EXERCISE BRIEF — Copy out the records starting at the line containing "atom bbox=[952, 587, 962, 597]" and ending with the line containing "bond bbox=[147, 449, 167, 495]", character for character.

DATA FOR THIS EXERCISE —
........

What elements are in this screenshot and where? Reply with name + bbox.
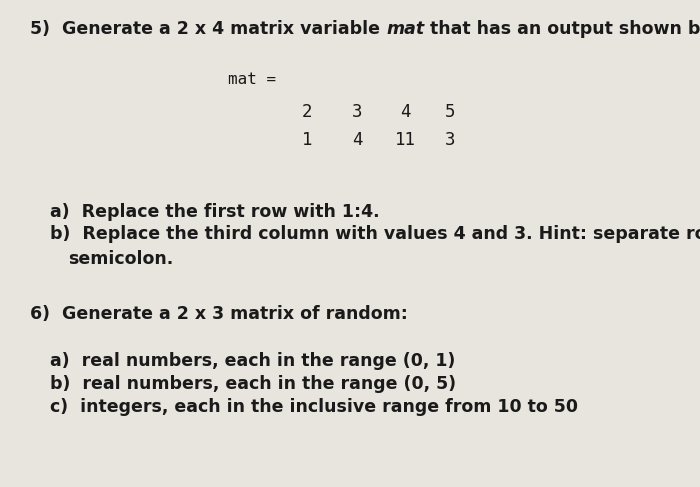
Text: 3: 3 — [352, 103, 363, 121]
Text: 4: 4 — [352, 131, 363, 149]
Text: 5)  Generate a 2 x 4 matrix variable: 5) Generate a 2 x 4 matrix variable — [30, 20, 386, 38]
Text: a)  real numbers, each in the range (0, 1): a) real numbers, each in the range (0, 1… — [50, 352, 456, 370]
Text: a)  Replace the first row with 1:4.: a) Replace the first row with 1:4. — [50, 203, 379, 221]
Text: semicolon.: semicolon. — [68, 250, 174, 268]
Text: 1: 1 — [302, 131, 312, 149]
Text: b)  real numbers, each in the range (0, 5): b) real numbers, each in the range (0, 5… — [50, 375, 456, 393]
Text: b)  Replace the third column with values 4 and 3. Hint: separate rows with a: b) Replace the third column with values … — [50, 225, 700, 243]
Text: 3: 3 — [445, 131, 456, 149]
Text: c)  integers, each in the inclusive range from 10 to 50: c) integers, each in the inclusive range… — [50, 398, 578, 416]
Text: mat: mat — [386, 20, 424, 38]
Text: mat =: mat = — [228, 72, 276, 87]
Text: 4: 4 — [400, 103, 410, 121]
Text: 2: 2 — [302, 103, 312, 121]
Text: 6)  Generate a 2 x 3 matrix of random:: 6) Generate a 2 x 3 matrix of random: — [30, 305, 408, 323]
Text: that has an output shown below.: that has an output shown below. — [424, 20, 700, 38]
Text: 5: 5 — [445, 103, 456, 121]
Text: 11: 11 — [395, 131, 416, 149]
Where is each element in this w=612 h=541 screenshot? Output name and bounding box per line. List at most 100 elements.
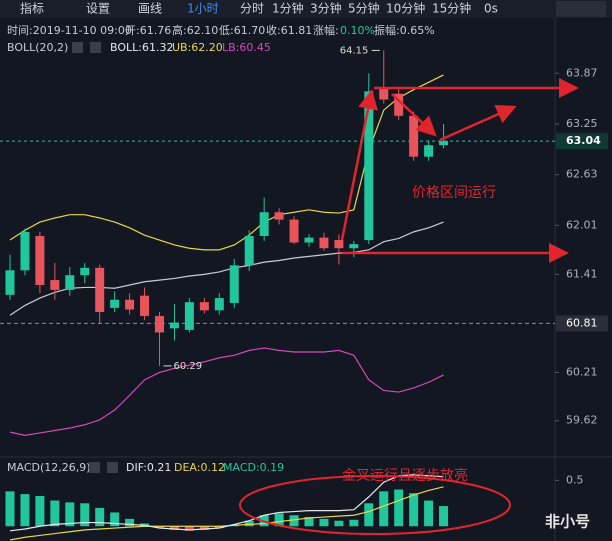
macd-line xyxy=(9,474,444,532)
candle-body xyxy=(289,219,299,243)
arrow xyxy=(340,89,378,241)
toolbar-items: 指标 设置 画线 1小时 分时 1分钟 3分钟 5分钟 10分钟 15分钟 0s xyxy=(20,1,498,16)
macd-bar xyxy=(304,517,314,527)
macd-bar xyxy=(379,491,389,527)
toolbar-item[interactable]: 画线 xyxy=(138,2,162,16)
settings-icon[interactable] xyxy=(89,462,100,473)
toolbar-item[interactable]: 分时 xyxy=(240,2,264,16)
candle-body xyxy=(169,322,179,329)
y-tick-label: 63.87 xyxy=(566,66,598,79)
high-label: 64.15 xyxy=(340,45,369,56)
candle-body xyxy=(349,244,359,249)
macd-dea: DEA:0.12 xyxy=(174,461,225,474)
macd-bar xyxy=(274,513,284,527)
info-change-label: 涨幅: xyxy=(313,24,339,37)
low-label: 60.29 xyxy=(174,361,203,372)
candle-body xyxy=(199,302,209,311)
macd-bar xyxy=(214,526,224,529)
boll-mid: BOLL:61.32 xyxy=(110,41,173,54)
macd-bar xyxy=(155,526,164,529)
candle-body xyxy=(304,237,314,243)
candle-body xyxy=(140,295,150,317)
last-price-label: 63.04 xyxy=(566,134,601,147)
info-low: 低:61.70 xyxy=(219,24,265,37)
candle-body xyxy=(184,302,194,330)
candle-body xyxy=(274,212,284,220)
macd-bar xyxy=(35,495,45,527)
macd-bar xyxy=(169,526,179,530)
macd-bar xyxy=(424,500,434,527)
candle-body xyxy=(229,265,239,303)
macd-bar xyxy=(289,515,299,527)
macd-bar xyxy=(409,493,419,527)
boll-ub: UB:62.20 xyxy=(172,41,223,54)
toolbar-item[interactable]: 0s xyxy=(484,2,498,16)
macd-bar xyxy=(364,503,374,527)
macd-bar xyxy=(20,494,30,527)
reference-label: 60.81 xyxy=(566,316,598,329)
info-change: 0.10% xyxy=(340,24,375,37)
annotation: 金叉运行且逐步放亮 xyxy=(342,467,468,484)
arrows xyxy=(239,78,579,535)
candle-body xyxy=(394,93,404,116)
candle-body xyxy=(334,240,344,249)
macd-bar xyxy=(110,512,120,527)
info-amplitude: 振幅:0.65% xyxy=(374,23,435,37)
candle-body xyxy=(5,270,15,295)
info-open: 开:61.76 xyxy=(125,24,171,37)
candle-body xyxy=(424,145,434,157)
candle-body xyxy=(35,235,45,285)
toolbar-item[interactable]: 1小时 xyxy=(187,2,219,16)
last-price-tag xyxy=(556,133,608,150)
macd-bar xyxy=(184,526,194,531)
macd-value: MACD:0.19 xyxy=(223,461,284,474)
candle-body xyxy=(244,235,254,266)
macd-bar xyxy=(65,502,75,527)
macd-bar xyxy=(244,520,254,527)
boll-line xyxy=(9,221,444,316)
info-time: 时间:2019-11-10 09:00 xyxy=(7,24,132,37)
settings-icon[interactable] xyxy=(72,42,83,53)
macd-bar xyxy=(319,518,329,527)
toolbar-item[interactable]: 5分钟 xyxy=(348,1,380,16)
candle-body xyxy=(379,87,389,100)
info-close: 收:61.81 xyxy=(266,23,312,37)
y-tick-label: 61.41 xyxy=(566,267,598,280)
candle-body xyxy=(80,267,90,276)
toolbar-item[interactable]: 设置 xyxy=(86,2,110,16)
candle-body xyxy=(439,141,449,146)
candle-body xyxy=(155,316,164,333)
y-tick-label: 59.62 xyxy=(566,414,598,427)
candle-body xyxy=(259,212,269,236)
macd-bar xyxy=(5,491,15,527)
y-tick-label: 0.5 xyxy=(566,473,584,486)
toolbar-item[interactable]: 指标 xyxy=(20,1,44,16)
candle-body xyxy=(65,275,75,290)
macd-bar xyxy=(349,519,359,527)
toolbar-item[interactable]: 1分钟 xyxy=(272,1,304,16)
toolbar-item[interactable]: 10分钟 xyxy=(386,1,425,16)
y-tick-label: 60.21 xyxy=(566,365,598,378)
candle-body xyxy=(95,267,105,312)
macd-bar xyxy=(199,526,209,530)
y-tick-label: 62.63 xyxy=(566,168,598,181)
annotation: 价格区间运行 xyxy=(412,185,496,201)
arrow xyxy=(391,93,437,137)
candle-body xyxy=(50,280,60,290)
y-tick-label: 62.01 xyxy=(566,218,598,231)
close-icon[interactable] xyxy=(107,462,118,473)
y-tick-label: 63.25 xyxy=(566,117,598,130)
info-high: 高:62.10 xyxy=(172,23,218,37)
close-icon[interactable] xyxy=(90,42,101,53)
boll-lb: LB:60.45 xyxy=(222,41,271,54)
toolbar-item[interactable]: 3分钟 xyxy=(310,1,342,16)
macd-name: MACD(12,26,9) xyxy=(7,461,91,474)
candle-body xyxy=(319,237,329,249)
window-button-bg[interactable] xyxy=(556,1,606,17)
candle-body xyxy=(20,231,30,271)
toolbar-item[interactable]: 15分钟 xyxy=(432,1,471,16)
boll-line xyxy=(9,347,444,436)
macd-bar xyxy=(334,520,344,527)
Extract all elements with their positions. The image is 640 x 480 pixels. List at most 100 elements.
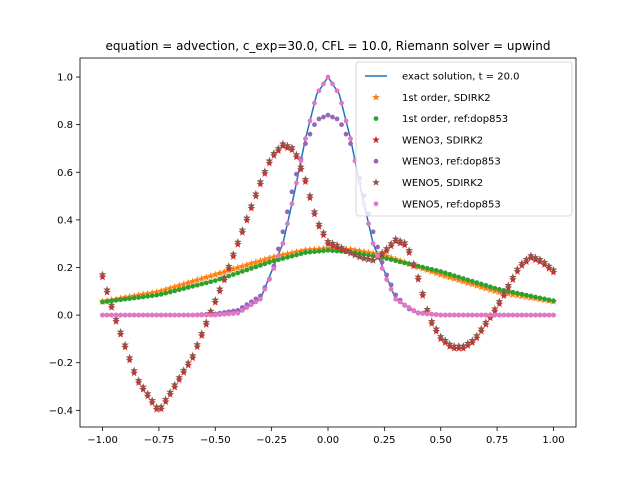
- data-point: [396, 236, 404, 245]
- data-point: [382, 246, 391, 255]
- data-point: [346, 245, 355, 253]
- data-point: [235, 270, 241, 276]
- data-point: [545, 262, 553, 270]
- data-point: [379, 266, 385, 271]
- data-point: [179, 366, 188, 374]
- data-point: [98, 273, 107, 281]
- data-point: [415, 263, 421, 269]
- data-point: [208, 279, 214, 285]
- data-point: [321, 114, 326, 120]
- data-point: [122, 296, 128, 302]
- data-point: [127, 312, 132, 318]
- data-point: [415, 310, 421, 316]
- data-point: [315, 245, 323, 253]
- data-point: [337, 243, 346, 251]
- data-point: [217, 312, 223, 318]
- data-point: [468, 338, 477, 346]
- data-point: [285, 209, 290, 215]
- data-point: [519, 312, 525, 318]
- data-point: [333, 243, 341, 251]
- data-point: [441, 272, 450, 280]
- plot-area: [98, 74, 558, 413]
- data-point: [229, 250, 238, 258]
- data-point: [244, 305, 250, 310]
- data-point: [483, 312, 489, 318]
- data-point: [247, 259, 256, 267]
- data-point: [112, 317, 120, 325]
- data-point: [316, 248, 322, 254]
- data-point: [513, 265, 522, 273]
- data-point: [459, 344, 468, 352]
- data-point: [206, 272, 215, 280]
- data-point: [486, 313, 495, 322]
- data-point: [208, 312, 214, 318]
- data-point: [172, 288, 178, 294]
- legend-box: [355, 61, 573, 217]
- data-point: [176, 287, 182, 293]
- data-point: [238, 228, 247, 236]
- data-point: [406, 261, 412, 267]
- data-point: [143, 389, 152, 397]
- data-point: [139, 383, 147, 391]
- data-point: [294, 252, 299, 258]
- data-point: [351, 251, 359, 259]
- data-point: [339, 100, 344, 106]
- data-point: [324, 237, 332, 245]
- data-point: [533, 312, 538, 318]
- data-point: [297, 165, 305, 173]
- data-point: [239, 307, 245, 313]
- data-point: [98, 270, 107, 278]
- data-point: [387, 242, 395, 250]
- y-tick-label: 0.2: [57, 263, 73, 274]
- data-point: [270, 253, 278, 261]
- data-point: [118, 312, 123, 318]
- data-point: [265, 156, 274, 165]
- data-point: [348, 141, 353, 147]
- data-point: [325, 247, 331, 253]
- data-point: [328, 241, 337, 249]
- data-point: [528, 312, 534, 318]
- data-point: [533, 294, 538, 300]
- data-point: [445, 340, 454, 348]
- data-point: [432, 327, 441, 335]
- legend-marker: [373, 158, 379, 164]
- data-point: [188, 351, 197, 359]
- x-tick-label: 1.00: [542, 435, 564, 446]
- data-point: [303, 250, 308, 255]
- data-point: [500, 291, 508, 300]
- data-point: [212, 278, 218, 283]
- data-point: [315, 220, 323, 228]
- data-point: [266, 277, 272, 282]
- legend-item: WENO5, SDIRK2: [372, 178, 483, 189]
- data-point: [393, 296, 399, 302]
- data-point: [346, 249, 355, 257]
- data-point: [172, 312, 178, 318]
- data-point: [206, 307, 215, 315]
- data-point: [288, 143, 296, 151]
- legend-label: 1st order, SDIRK2: [402, 93, 491, 104]
- data-point: [257, 296, 263, 302]
- data-point: [478, 281, 484, 287]
- data-point: [424, 265, 430, 271]
- data-point: [148, 288, 156, 297]
- legend-label: exact solution, t = 20.0: [402, 72, 520, 83]
- data-point: [154, 292, 160, 298]
- data-point: [197, 329, 206, 337]
- data-point: [469, 312, 475, 318]
- data-point: [487, 284, 493, 290]
- data-point: [468, 336, 477, 344]
- data-point: [121, 343, 129, 351]
- data-point: [445, 273, 454, 281]
- data-point: [131, 295, 137, 301]
- x-tick-label: −1.00: [87, 435, 118, 446]
- data-point: [220, 276, 229, 284]
- data-point: [375, 244, 380, 250]
- data-point: [274, 146, 283, 155]
- data-point: [306, 245, 314, 254]
- data-point: [378, 248, 386, 256]
- data-point: [514, 290, 520, 296]
- data-point: [104, 312, 110, 318]
- data-point: [482, 320, 490, 328]
- data-point: [271, 266, 277, 271]
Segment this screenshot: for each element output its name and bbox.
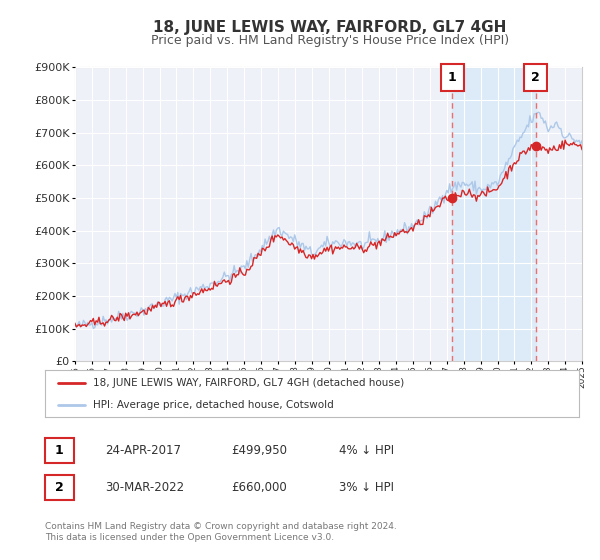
Text: 1: 1 — [448, 71, 457, 85]
Text: 30-MAR-2022: 30-MAR-2022 — [105, 480, 184, 494]
Text: 24-APR-2017: 24-APR-2017 — [105, 444, 181, 458]
Text: This data is licensed under the Open Government Licence v3.0.: This data is licensed under the Open Gov… — [45, 533, 334, 542]
Text: £660,000: £660,000 — [231, 480, 287, 494]
Text: 1: 1 — [55, 444, 64, 458]
Text: HPI: Average price, detached house, Cotswold: HPI: Average price, detached house, Cots… — [93, 400, 334, 410]
Text: 3% ↓ HPI: 3% ↓ HPI — [339, 480, 394, 494]
Text: 4% ↓ HPI: 4% ↓ HPI — [339, 444, 394, 458]
Text: 18, JUNE LEWIS WAY, FAIRFORD, GL7 4GH (detached house): 18, JUNE LEWIS WAY, FAIRFORD, GL7 4GH (d… — [93, 378, 404, 388]
Bar — [452, 67, 536, 361]
Text: 18, JUNE LEWIS WAY, FAIRFORD, GL7 4GH: 18, JUNE LEWIS WAY, FAIRFORD, GL7 4GH — [154, 20, 506, 35]
Text: 2: 2 — [55, 480, 64, 494]
Text: 2: 2 — [531, 71, 540, 85]
Text: Contains HM Land Registry data © Crown copyright and database right 2024.: Contains HM Land Registry data © Crown c… — [45, 522, 397, 531]
Text: £499,950: £499,950 — [231, 444, 287, 458]
Text: Price paid vs. HM Land Registry's House Price Index (HPI): Price paid vs. HM Land Registry's House … — [151, 34, 509, 46]
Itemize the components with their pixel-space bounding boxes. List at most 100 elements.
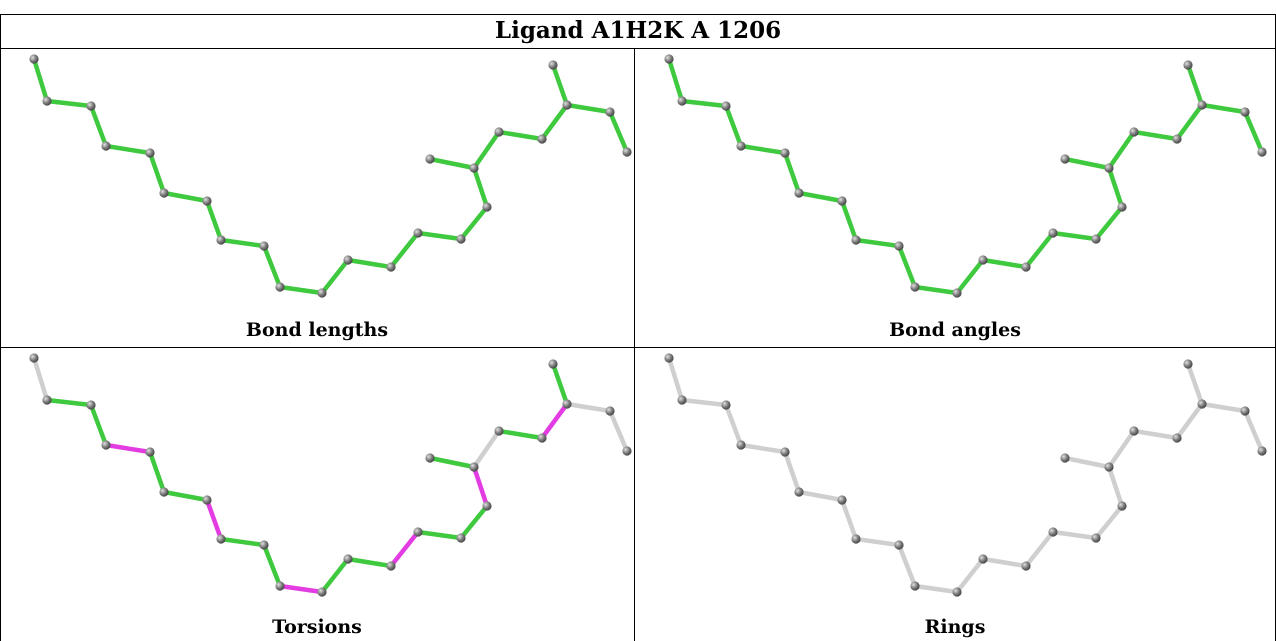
atom bbox=[952, 587, 962, 597]
atom bbox=[894, 540, 904, 550]
bond bbox=[88, 402, 109, 448]
atom bbox=[548, 60, 558, 70]
atom bbox=[894, 241, 904, 251]
bond bbox=[427, 156, 477, 171]
bond bbox=[954, 257, 986, 296]
bond bbox=[564, 102, 613, 115]
bond bbox=[218, 536, 267, 548]
atom bbox=[794, 487, 804, 497]
caption-bond-angles: Bond angles bbox=[889, 319, 1021, 341]
column-divider bbox=[634, 48, 635, 641]
atom bbox=[1183, 359, 1193, 369]
bond bbox=[1062, 455, 1112, 470]
atom bbox=[1172, 433, 1182, 443]
atom bbox=[29, 353, 39, 363]
atom bbox=[851, 534, 861, 544]
bond bbox=[550, 361, 570, 407]
atom bbox=[317, 288, 327, 298]
bond bbox=[607, 408, 630, 454]
molecule-bond-lengths bbox=[29, 54, 632, 298]
bond bbox=[319, 556, 351, 595]
bond bbox=[782, 150, 802, 196]
bond bbox=[204, 198, 224, 243]
atom bbox=[664, 353, 674, 363]
atom bbox=[537, 134, 547, 144]
atom bbox=[259, 241, 269, 251]
atom bbox=[1060, 154, 1070, 164]
atom bbox=[86, 400, 96, 410]
molecule-torsions bbox=[29, 353, 632, 597]
bond bbox=[261, 243, 283, 290]
bond bbox=[261, 542, 283, 589]
bond bbox=[1131, 129, 1180, 142]
bond bbox=[345, 257, 394, 270]
atom bbox=[605, 406, 615, 416]
atom bbox=[386, 262, 396, 272]
bond bbox=[723, 103, 744, 149]
bond bbox=[496, 129, 545, 142]
atom bbox=[1240, 406, 1250, 416]
bond bbox=[147, 449, 167, 495]
atom bbox=[1117, 501, 1127, 511]
atom bbox=[482, 202, 492, 212]
atom bbox=[548, 359, 558, 369]
bond bbox=[471, 129, 502, 171]
atom bbox=[101, 141, 111, 151]
atom bbox=[29, 54, 39, 64]
bond bbox=[471, 165, 490, 210]
atom bbox=[736, 440, 746, 450]
bond bbox=[1131, 428, 1180, 441]
atom bbox=[1091, 234, 1101, 244]
atom bbox=[622, 446, 632, 456]
atom bbox=[413, 527, 423, 537]
bond bbox=[319, 257, 351, 296]
atom bbox=[851, 235, 861, 245]
bond bbox=[539, 401, 570, 441]
title-divider bbox=[0, 48, 1276, 49]
atom bbox=[413, 228, 423, 238]
atom bbox=[622, 147, 632, 157]
border-left bbox=[0, 14, 1, 641]
molecule-bond-angles bbox=[664, 54, 1267, 298]
atom bbox=[837, 495, 847, 505]
bond bbox=[539, 102, 570, 142]
atom bbox=[101, 440, 111, 450]
bond bbox=[415, 529, 464, 541]
bond bbox=[954, 556, 986, 595]
atom bbox=[259, 540, 269, 550]
atom bbox=[1197, 399, 1207, 409]
bond bbox=[471, 428, 502, 470]
atom bbox=[1183, 60, 1193, 70]
panel-rings: Rings bbox=[635, 348, 1275, 641]
atom bbox=[837, 196, 847, 206]
ligand-title: Ligand A1H2K A 1206 bbox=[494, 17, 782, 44]
bond bbox=[796, 489, 845, 503]
atom bbox=[1021, 561, 1031, 571]
atom bbox=[343, 255, 353, 265]
atom bbox=[677, 96, 687, 106]
atom bbox=[664, 54, 674, 64]
bond bbox=[1093, 503, 1125, 541]
atom bbox=[562, 399, 572, 409]
atom bbox=[343, 554, 353, 564]
bond bbox=[1185, 62, 1205, 108]
bond bbox=[31, 355, 50, 403]
atom bbox=[1240, 107, 1250, 117]
bond bbox=[1106, 165, 1125, 210]
atom bbox=[978, 255, 988, 265]
atom bbox=[1104, 462, 1114, 472]
panel-torsions: Torsions bbox=[0, 348, 634, 641]
atom bbox=[275, 282, 285, 292]
bond bbox=[103, 442, 153, 455]
bond bbox=[277, 284, 325, 296]
atom bbox=[145, 447, 155, 457]
molecule-rings bbox=[664, 353, 1267, 597]
bond bbox=[723, 402, 744, 448]
bond bbox=[88, 103, 109, 149]
caption-bond-lengths: Bond lengths bbox=[245, 319, 389, 341]
atom bbox=[145, 148, 155, 158]
bond bbox=[388, 230, 421, 270]
bond bbox=[1106, 464, 1125, 509]
atom bbox=[537, 433, 547, 443]
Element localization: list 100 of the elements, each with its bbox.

........

RESULT OF THE EXERCISE —
atom bbox=[952, 587, 962, 597]
atom bbox=[894, 540, 904, 550]
bond bbox=[88, 402, 109, 448]
atom bbox=[548, 60, 558, 70]
atom bbox=[894, 241, 904, 251]
bond bbox=[427, 156, 477, 171]
bond bbox=[954, 257, 986, 296]
bond bbox=[564, 102, 613, 115]
bond bbox=[218, 536, 267, 548]
atom bbox=[794, 487, 804, 497]
caption-bond-angles: Bond angles bbox=[889, 319, 1021, 341]
column-divider bbox=[634, 48, 635, 641]
atom bbox=[1183, 359, 1193, 369]
bond bbox=[1062, 455, 1112, 470]
atom bbox=[1172, 433, 1182, 443]
atom bbox=[29, 353, 39, 363]
atom bbox=[851, 534, 861, 544]
bond bbox=[550, 361, 570, 407]
atom bbox=[317, 288, 327, 298]
bond bbox=[607, 408, 630, 454]
molecule-bond-lengths bbox=[29, 54, 632, 298]
bond bbox=[319, 556, 351, 595]
bond bbox=[782, 150, 802, 196]
bond bbox=[204, 198, 224, 243]
atom bbox=[664, 353, 674, 363]
atom bbox=[537, 134, 547, 144]
atom bbox=[259, 241, 269, 251]
atom bbox=[1060, 154, 1070, 164]
atom bbox=[86, 400, 96, 410]
molecule-torsions bbox=[29, 353, 632, 597]
bond bbox=[261, 243, 283, 290]
bond bbox=[261, 542, 283, 589]
bond bbox=[1131, 129, 1180, 142]
bond bbox=[345, 257, 394, 270]
atom bbox=[605, 406, 615, 416]
atom bbox=[386, 262, 396, 272]
bond bbox=[723, 103, 744, 149]
bond bbox=[496, 129, 545, 142]
atom bbox=[1240, 406, 1250, 416]
bond bbox=[147, 449, 167, 495]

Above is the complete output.